Records shown >>

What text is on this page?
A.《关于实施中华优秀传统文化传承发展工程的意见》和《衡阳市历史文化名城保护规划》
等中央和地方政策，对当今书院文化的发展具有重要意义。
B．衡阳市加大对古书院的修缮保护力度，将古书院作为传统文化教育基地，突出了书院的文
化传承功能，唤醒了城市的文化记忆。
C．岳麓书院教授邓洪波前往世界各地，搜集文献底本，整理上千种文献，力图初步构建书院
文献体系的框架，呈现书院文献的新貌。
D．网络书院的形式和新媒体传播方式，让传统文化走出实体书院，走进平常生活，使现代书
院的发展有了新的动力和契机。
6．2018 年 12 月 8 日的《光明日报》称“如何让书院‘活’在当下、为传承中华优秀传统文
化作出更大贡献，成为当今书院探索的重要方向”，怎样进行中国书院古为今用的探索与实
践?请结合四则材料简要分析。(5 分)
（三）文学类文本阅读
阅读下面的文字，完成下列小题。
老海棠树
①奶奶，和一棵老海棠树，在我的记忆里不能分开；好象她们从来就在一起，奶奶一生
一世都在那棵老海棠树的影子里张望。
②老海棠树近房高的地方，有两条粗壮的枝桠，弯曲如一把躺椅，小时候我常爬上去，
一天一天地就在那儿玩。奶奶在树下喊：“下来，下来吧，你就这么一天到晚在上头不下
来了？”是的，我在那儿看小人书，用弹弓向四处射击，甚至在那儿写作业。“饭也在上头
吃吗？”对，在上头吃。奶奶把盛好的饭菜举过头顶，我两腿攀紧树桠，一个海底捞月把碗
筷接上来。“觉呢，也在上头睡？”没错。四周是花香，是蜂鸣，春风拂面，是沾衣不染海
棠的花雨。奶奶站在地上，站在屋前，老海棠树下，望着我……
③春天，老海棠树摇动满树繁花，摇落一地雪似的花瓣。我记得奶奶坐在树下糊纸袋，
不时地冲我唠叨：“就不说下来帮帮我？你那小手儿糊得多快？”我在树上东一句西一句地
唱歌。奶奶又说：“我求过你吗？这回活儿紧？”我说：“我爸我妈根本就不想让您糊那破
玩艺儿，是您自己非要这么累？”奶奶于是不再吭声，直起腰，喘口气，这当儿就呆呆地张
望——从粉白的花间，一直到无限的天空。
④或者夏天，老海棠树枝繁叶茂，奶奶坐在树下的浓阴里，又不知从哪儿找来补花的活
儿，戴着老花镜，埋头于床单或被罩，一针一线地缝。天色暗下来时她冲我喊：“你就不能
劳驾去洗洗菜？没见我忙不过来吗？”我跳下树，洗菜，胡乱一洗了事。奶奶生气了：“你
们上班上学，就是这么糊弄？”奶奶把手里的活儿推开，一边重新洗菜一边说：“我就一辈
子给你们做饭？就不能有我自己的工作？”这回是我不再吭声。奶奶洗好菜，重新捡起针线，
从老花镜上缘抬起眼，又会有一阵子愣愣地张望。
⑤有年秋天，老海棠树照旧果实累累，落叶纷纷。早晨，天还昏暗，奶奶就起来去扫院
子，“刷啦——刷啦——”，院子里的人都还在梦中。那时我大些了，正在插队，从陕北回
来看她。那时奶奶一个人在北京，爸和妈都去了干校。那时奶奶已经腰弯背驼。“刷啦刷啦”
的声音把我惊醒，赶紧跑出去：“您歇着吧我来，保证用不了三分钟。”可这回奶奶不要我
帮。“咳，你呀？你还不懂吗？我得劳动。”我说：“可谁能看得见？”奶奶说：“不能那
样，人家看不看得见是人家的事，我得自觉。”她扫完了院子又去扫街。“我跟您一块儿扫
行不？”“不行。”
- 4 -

What the exercise asks >> All of the entries need to be reproduced exactly; please write them out.

Solution >>
What text is on this page?
A.《关于实施中华优秀传统文化传承发展工程的意见》和《衡阳市历史文化名城保护规划》
等中央和地方政策，对当今书院文化的发展具有重要意义。
B．衡阳市加大对古书院的修缮保护力度，将古书院作为传统文化教育基地，突出了书院的文
化传承功能，唤醒了城市的文化记忆。
C．岳麓书院教授邓洪波前往世界各地，搜集文献底本，整理上千种文献，力图初步构建书院
文献体系的框架，呈现书院文献的新貌。
D．网络书院的形式和新媒体传播方式，让传统文化走出实体书院，走进平常生活，使现代书
院的发展有了新的动力和契机。
6．2018 年 12 月 8 日的《光明日报》称“如何让书院‘活’在当下、为传承中华优秀传统文
化作出更大贡献，成为当今书院探索的重要方向”，怎样进行中国书院古为今用的探索与实
践?请结合四则材料简要分析。(5 分)
（三）文学类文本阅读
阅读下面的文字，完成下列小题。
老海棠树
①奶奶，和一棵老海棠树，在我的记忆里不能分开；好象她们从来就在一起，奶奶一生
一世都在那棵老海棠树的影子里张望。
②老海棠树近房高的地方，有两条粗壮的枝桠，弯曲如一把躺椅，小时候我常爬上去，
一天一天地就在那儿玩。奶奶在树下喊：“下来，下来吧，你就这么一天到晚在上头不下
来了？”是的，我在那儿看小人书，用弹弓向四处射击，甚至在那儿写作业。“饭也在上头
吃吗？”对，在上头吃。奶奶把盛好的饭菜举过头顶，我两腿攀紧树桠，一个海底捞月把碗
筷接上来。“觉呢，也在上头睡？”没错。四周是花香，是蜂鸣，春风拂面，是沾衣不染海
棠的花雨。奶奶站在地上，站在屋前，老海棠树下，望着我……
③春天，老海棠树摇动满树繁花，摇落一地雪似的花瓣。我记得奶奶坐在树下糊纸袋，
不时地冲我唠叨：“就不说下来帮帮我？你那小手儿糊得多快？”我在树上东一句西一句地
唱歌。奶奶又说：“我求过你吗？这回活儿紧？”我说：“我爸我妈根本就不想让您糊那破
玩艺儿，是您自己非要这么累？”奶奶于是不再吭声，直起腰，喘口气，这当儿就呆呆地张
望——从粉白的花间，一直到无限的天空。
④或者夏天，老海棠树枝繁叶茂，奶奶坐在树下的浓阴里，又不知从哪儿找来补花的活
儿，戴着老花镜，埋头于床单或被罩，一针一线地缝。天色暗下来时她冲我喊：“你就不能
劳驾去洗洗菜？没见我忙不过来吗？”我跳下树，洗菜，胡乱一洗了事。奶奶生气了：“你
们上班上学，就是这么糊弄？”奶奶把手里的活儿推开，一边重新洗菜一边说：“我就一辈
子给你们做饭？就不能有我自己的工作？”这回是我不再吭声。奶奶洗好菜，重新捡起针线，
从老花镜上缘抬起眼，又会有一阵子愣愣地张望。
⑤有年秋天，老海棠树照旧果实累累，落叶纷纷。早晨，天还昏暗，奶奶就起来去扫院
子，“刷啦——刷啦——”，院子里的人都还在梦中。那时我大些了，正在插队，从陕北回
来看她。那时奶奶一个人在北京，爸和妈都去了干校。那时奶奶已经腰弯背驼。“刷啦刷啦”
的声音把我惊醒，赶紧跑出去：“您歇着吧我来，保证用不了三分钟。”可这回奶奶不要我
帮。“咳，你呀？你还不懂吗？我得劳动。”我说：“可谁能看得见？”奶奶说：“不能那
样，人家看不看得见是人家的事，我得自觉。”她扫完了院子又去扫街。“我跟您一块儿扫
行不？”“不行。”
- 4 -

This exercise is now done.